[Extracted data entries]
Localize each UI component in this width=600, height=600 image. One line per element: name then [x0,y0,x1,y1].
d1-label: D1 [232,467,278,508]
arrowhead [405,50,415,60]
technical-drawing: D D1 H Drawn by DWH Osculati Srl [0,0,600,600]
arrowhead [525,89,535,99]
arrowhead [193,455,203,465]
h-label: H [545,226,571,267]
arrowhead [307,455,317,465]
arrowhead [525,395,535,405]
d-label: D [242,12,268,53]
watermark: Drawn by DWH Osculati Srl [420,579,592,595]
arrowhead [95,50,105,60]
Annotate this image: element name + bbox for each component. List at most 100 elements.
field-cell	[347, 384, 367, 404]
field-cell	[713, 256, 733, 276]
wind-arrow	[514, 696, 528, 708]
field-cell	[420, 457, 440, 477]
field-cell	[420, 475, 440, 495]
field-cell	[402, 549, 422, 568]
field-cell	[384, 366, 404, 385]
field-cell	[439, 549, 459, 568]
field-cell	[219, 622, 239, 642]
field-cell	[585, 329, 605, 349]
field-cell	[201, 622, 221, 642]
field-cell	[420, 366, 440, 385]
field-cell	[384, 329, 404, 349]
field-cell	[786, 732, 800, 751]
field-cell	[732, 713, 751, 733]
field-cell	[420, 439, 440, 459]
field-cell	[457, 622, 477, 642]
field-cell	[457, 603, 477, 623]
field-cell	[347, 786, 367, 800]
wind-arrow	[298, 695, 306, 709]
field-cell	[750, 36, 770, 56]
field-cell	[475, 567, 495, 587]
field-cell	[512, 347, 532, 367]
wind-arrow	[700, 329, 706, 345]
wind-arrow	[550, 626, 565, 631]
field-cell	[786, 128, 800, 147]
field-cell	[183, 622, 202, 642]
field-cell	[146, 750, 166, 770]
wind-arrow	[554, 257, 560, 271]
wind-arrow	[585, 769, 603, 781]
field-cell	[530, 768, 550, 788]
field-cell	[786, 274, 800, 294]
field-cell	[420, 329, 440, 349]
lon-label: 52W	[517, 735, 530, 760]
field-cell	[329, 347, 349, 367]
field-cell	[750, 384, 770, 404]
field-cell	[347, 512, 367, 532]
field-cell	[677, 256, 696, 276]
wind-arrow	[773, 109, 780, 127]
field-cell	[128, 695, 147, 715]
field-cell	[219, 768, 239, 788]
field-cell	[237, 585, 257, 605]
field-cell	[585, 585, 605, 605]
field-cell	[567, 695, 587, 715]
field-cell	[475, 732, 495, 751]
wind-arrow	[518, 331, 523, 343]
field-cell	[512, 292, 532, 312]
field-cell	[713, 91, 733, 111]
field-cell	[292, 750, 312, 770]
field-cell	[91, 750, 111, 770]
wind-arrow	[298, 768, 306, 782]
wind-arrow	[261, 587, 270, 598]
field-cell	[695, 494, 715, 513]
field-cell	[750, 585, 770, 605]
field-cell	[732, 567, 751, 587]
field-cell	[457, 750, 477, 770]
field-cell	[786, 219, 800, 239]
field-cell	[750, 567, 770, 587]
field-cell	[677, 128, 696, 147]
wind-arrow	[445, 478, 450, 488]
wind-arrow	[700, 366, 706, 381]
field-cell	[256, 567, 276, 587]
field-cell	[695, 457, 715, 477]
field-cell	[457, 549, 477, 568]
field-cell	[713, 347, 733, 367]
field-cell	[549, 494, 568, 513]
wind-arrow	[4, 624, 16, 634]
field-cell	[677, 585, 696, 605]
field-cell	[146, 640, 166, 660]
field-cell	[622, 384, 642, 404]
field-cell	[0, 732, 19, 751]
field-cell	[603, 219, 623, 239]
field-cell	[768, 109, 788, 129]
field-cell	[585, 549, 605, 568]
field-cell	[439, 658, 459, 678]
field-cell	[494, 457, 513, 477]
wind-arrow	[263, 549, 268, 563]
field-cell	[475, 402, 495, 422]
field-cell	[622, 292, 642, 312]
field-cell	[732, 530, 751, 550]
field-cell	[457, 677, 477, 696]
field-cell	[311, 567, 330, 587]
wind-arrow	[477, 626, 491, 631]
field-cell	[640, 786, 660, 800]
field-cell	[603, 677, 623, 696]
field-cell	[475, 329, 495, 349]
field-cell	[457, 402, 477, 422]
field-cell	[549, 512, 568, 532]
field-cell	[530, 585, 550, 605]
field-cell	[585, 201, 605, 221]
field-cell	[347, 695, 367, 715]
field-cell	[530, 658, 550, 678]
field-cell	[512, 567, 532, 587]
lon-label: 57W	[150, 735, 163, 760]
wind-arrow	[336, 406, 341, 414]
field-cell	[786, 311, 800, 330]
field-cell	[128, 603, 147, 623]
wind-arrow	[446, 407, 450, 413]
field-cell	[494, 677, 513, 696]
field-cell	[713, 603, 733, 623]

Given instruction — Turn the records, from the first line through the line containing "256, 733, 276]", into a Markdown table with the columns Row and Record line, numbering each row and leaving out any blank lines.

Task solution —
| Row | Record line |
|---|---|
| 1 | Localize each UI component in this width=600, height=600 image. One line per element: name then [x0,y0,x1,y1]. |
| 2 | d1-label: D1 [232,467,278,508] |
| 3 | arrowhead [405,50,415,60] |
| 4 | technical-drawing: D D1 H Drawn by DWH Osculati Srl [0,0,600,600] |
| 5 | arrowhead [525,89,535,99] |
| 6 | arrowhead [193,455,203,465] |
| 7 | h-label: H [545,226,571,267] |
| 8 | arrowhead [307,455,317,465] |
| 9 | arrowhead [525,395,535,405] |
| 10 | d-label: D [242,12,268,53] |
| 11 | watermark: Drawn by DWH Osculati Srl [420,579,592,595] |
| 12 | arrowhead [95,50,105,60] |
| 13 | Annotate this image: element name + bbox for each component. List at most 100 elements. |
| 14 | field-cell	[347, 384, 367, 404] |
| 15 | field-cell	[713, 256, 733, 276] |